EXERCISE: Restate every entry word for word.

-.-.-

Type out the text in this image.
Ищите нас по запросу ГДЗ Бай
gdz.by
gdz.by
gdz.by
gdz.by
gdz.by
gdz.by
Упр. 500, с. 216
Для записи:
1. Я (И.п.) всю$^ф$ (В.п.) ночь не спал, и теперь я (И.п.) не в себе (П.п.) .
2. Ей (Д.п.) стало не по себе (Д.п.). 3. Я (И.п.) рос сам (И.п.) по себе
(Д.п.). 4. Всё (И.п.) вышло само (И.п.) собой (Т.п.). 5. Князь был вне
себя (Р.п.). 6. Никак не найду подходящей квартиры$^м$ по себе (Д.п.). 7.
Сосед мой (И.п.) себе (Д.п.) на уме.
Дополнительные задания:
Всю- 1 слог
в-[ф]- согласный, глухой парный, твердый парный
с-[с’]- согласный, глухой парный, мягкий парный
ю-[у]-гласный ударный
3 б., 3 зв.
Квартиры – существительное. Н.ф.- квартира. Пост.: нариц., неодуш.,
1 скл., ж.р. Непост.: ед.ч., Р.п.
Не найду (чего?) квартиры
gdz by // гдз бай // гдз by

-.-.-

EXERCISE OUTPUT:
Type out the text in this image.
Ищите нас по запросу ГДЗ Бай
gdz.by
gdz.by
gdz.by
gdz.by
gdz.by
gdz.by
Упр. 500, с. 216
Для записи:
1. Я (И.п.) всю$^ф$ (В.п.) ночь не спал, и теперь я (И.п.) не в себе (П.п.) .
2. Ей (Д.п.) стало не по себе (Д.п.). 3. Я (И.п.) рос сам (И.п.) по себе
(Д.п.). 4. Всё (И.п.) вышло само (И.п.) собой (Т.п.). 5. Князь был вне
себя (Р.п.). 6. Никак не найду подходящей квартиры$^м$ по себе (Д.п.). 7.
Сосед мой (И.п.) себе (Д.п.) на уме.
Дополнительные задания:
Всю- 1 слог
в-[ф]- согласный, глухой парный, твердый парный
с-[с’]- согласный, глухой парный, мягкий парный
ю-[у]-гласный ударный
3 б., 3 зв.
Квартиры – существительное. Н.ф.- квартира. Пост.: нариц., неодуш.,
1 скл., ж.р. Непост.: ед.ч., Р.п.
Не найду (чего?) квартиры
gdz by // гдз бай // гдз by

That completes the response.